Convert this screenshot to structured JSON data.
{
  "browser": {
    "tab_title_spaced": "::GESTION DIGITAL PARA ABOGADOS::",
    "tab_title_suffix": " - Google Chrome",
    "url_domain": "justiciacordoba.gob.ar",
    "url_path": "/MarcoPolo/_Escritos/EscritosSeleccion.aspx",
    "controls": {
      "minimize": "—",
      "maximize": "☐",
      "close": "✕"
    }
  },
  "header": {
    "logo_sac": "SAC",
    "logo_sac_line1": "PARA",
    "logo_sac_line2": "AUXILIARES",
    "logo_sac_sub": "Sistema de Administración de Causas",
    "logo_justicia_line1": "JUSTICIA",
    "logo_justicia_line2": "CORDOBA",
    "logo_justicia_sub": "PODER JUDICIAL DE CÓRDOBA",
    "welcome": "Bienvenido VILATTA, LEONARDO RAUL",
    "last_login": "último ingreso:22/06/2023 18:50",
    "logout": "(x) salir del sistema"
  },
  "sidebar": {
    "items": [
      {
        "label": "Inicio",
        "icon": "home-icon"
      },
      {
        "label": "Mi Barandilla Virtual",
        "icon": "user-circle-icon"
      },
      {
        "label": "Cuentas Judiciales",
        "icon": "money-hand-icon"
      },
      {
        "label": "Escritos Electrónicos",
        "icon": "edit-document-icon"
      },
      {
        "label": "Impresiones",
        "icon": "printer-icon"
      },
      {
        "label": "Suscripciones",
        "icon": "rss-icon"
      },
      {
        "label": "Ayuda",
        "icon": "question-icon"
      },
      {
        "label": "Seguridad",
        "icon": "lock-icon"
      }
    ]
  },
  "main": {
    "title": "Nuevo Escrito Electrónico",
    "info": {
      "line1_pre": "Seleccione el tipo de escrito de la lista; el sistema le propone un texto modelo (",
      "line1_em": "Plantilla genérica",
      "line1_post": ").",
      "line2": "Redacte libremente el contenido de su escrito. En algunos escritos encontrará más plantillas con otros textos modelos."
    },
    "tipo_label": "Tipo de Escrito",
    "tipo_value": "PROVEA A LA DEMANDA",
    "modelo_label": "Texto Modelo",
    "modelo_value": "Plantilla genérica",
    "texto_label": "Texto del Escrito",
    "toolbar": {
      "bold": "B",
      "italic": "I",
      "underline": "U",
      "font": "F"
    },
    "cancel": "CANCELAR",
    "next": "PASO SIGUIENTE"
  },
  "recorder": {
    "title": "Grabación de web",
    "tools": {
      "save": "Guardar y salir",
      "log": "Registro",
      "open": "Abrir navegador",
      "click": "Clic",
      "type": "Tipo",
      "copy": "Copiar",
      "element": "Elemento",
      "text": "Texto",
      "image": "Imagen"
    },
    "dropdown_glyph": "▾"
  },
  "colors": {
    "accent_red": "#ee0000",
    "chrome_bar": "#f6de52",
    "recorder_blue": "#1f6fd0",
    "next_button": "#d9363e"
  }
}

▸ **DESCRIPTION OF THE TASK**:
Extract each entry in full, exactly as given.

▸ **FULL RESPONSE**:
Convert this screenshot to structured JSON data.
{
  "browser": {
    "tab_title_spaced": "::GESTION DIGITAL PARA ABOGADOS::",
    "tab_title_suffix": " - Google Chrome",
    "url_domain": "justiciacordoba.gob.ar",
    "url_path": "/MarcoPolo/_Escritos/EscritosSeleccion.aspx",
    "controls": {
      "minimize": "—",
      "maximize": "☐",
      "close": "✕"
    }
  },
  "header": {
    "logo_sac": "SAC",
    "logo_sac_line1": "PARA",
    "logo_sac_line2": "AUXILIARES",
    "logo_sac_sub": "Sistema de Administración de Causas",
    "logo_justicia_line1": "JUSTICIA",
    "logo_justicia_line2": "CORDOBA",
    "logo_justicia_sub": "PODER JUDICIAL DE CÓRDOBA",
    "welcome": "Bienvenido VILATTA, LEONARDO RAUL",
    "last_login": "último ingreso:22/06/2023 18:50",
    "logout": "(x) salir del sistema"
  },
  "sidebar": {
    "items": [
      {
        "label": "Inicio",
        "icon": "home-icon"
      },
      {
        "label": "Mi Barandilla Virtual",
        "icon": "user-circle-icon"
      },
      {
        "label": "Cuentas Judiciales",
        "icon": "money-hand-icon"
      },
      {
        "label": "Escritos Electrónicos",
        "icon": "edit-document-icon"
      },
      {
        "label": "Impresiones",
        "icon": "printer-icon"
      },
      {
        "label": "Suscripciones",
        "icon": "rss-icon"
      },
      {
        "label": "Ayuda",
        "icon": "question-icon"
      },
      {
        "label": "Seguridad",
        "icon": "lock-icon"
      }
    ]
  },
  "main": {
    "title": "Nuevo Escrito Electrónico",
    "info": {
      "line1_pre": "Seleccione el tipo de escrito de la lista; el sistema le propone un texto modelo (",
      "line1_em": "Plantilla genérica",
      "line1_post": ").",
      "line2": "Redacte libremente el contenido de su escrito. En algunos escritos encontrará más plantillas con otros textos modelos."
    },
    "tipo_label": "Tipo de Escrito",
    "tipo_value": "PROVEA A LA DEMANDA",
    "modelo_label": "Texto Modelo",
    "modelo_value": "Plantilla genérica",
    "texto_label": "Texto del Escrito",
    "toolbar": {
      "bold": "B",
      "italic": "I",
      "underline": "U",
      "font": "F"
    },
    "cancel": "CANCELAR",
    "next": "PASO SIGUIENTE"
  },
  "recorder": {
    "title": "Grabación de web",
    "tools": {
      "save": "Guardar y salir",
      "log": "Registro",
      "open": "Abrir navegador",
      "click": "Clic",
      "type": "Tipo",
      "copy": "Copiar",
      "element": "Elemento",
      "text": "Texto",
      "image": "Imagen"
    },
    "dropdown_glyph": "▾"
  },
  "colors": {
    "accent_red": "#ee0000",
    "chrome_bar": "#f6de52",
    "recorder_blue": "#1f6fd0",
    "next_button": "#d9363e"
  }
}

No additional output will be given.